◆ **Job**: Across the entries below, count the lines in which the word "xlabel" occurs. Reply with the count alone.

◆ **Records to process**:

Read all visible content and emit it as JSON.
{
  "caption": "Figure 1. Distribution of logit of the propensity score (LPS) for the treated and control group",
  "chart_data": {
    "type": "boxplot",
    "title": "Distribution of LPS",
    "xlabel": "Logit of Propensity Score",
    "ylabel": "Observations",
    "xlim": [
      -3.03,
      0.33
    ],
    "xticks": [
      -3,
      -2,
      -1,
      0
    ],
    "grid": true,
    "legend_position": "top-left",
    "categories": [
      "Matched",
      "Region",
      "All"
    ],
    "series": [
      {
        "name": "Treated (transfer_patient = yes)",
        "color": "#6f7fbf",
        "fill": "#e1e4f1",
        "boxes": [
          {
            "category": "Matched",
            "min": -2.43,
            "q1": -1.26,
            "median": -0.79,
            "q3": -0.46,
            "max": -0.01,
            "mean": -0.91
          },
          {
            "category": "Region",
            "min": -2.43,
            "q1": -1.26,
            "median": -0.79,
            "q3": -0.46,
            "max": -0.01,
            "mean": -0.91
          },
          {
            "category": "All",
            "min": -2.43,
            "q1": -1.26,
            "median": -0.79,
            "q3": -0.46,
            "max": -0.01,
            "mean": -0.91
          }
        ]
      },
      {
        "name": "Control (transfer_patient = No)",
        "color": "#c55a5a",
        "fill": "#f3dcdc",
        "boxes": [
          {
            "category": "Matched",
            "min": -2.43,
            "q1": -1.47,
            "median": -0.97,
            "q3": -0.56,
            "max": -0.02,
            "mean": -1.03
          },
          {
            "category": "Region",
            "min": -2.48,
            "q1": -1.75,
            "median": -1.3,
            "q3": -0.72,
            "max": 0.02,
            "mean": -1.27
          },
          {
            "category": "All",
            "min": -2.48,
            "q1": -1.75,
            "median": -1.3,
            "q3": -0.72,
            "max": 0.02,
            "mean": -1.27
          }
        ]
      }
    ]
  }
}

...

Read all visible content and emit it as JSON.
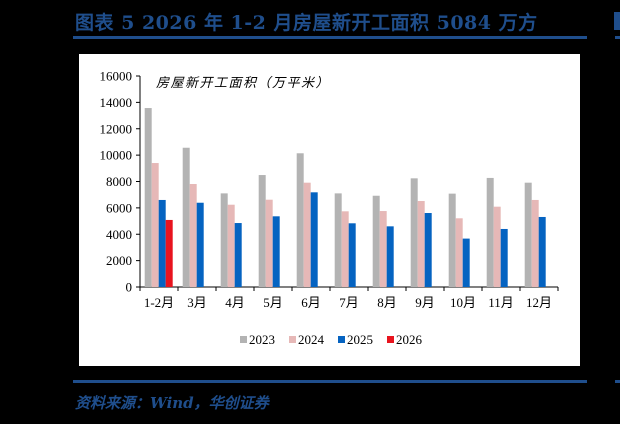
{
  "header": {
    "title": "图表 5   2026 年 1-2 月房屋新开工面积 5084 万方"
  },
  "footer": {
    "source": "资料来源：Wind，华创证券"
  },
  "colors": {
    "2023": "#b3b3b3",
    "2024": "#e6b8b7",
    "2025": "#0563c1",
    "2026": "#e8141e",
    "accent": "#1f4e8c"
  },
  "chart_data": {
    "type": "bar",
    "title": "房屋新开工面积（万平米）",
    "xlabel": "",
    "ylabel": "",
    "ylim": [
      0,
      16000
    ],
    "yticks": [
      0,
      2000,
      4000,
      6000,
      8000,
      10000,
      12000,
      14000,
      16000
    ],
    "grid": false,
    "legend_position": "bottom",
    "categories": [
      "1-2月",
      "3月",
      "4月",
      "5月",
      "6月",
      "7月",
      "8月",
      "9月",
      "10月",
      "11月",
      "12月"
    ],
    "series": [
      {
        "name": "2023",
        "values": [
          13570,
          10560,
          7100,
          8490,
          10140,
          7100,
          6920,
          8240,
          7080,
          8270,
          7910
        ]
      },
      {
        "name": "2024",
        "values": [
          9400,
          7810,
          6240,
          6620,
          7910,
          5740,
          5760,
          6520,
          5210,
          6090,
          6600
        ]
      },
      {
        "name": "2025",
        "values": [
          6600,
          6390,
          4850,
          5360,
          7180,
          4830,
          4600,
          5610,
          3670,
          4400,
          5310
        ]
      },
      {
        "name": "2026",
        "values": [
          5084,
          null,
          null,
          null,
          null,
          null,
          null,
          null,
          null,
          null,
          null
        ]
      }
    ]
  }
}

◆ **Output below**: 2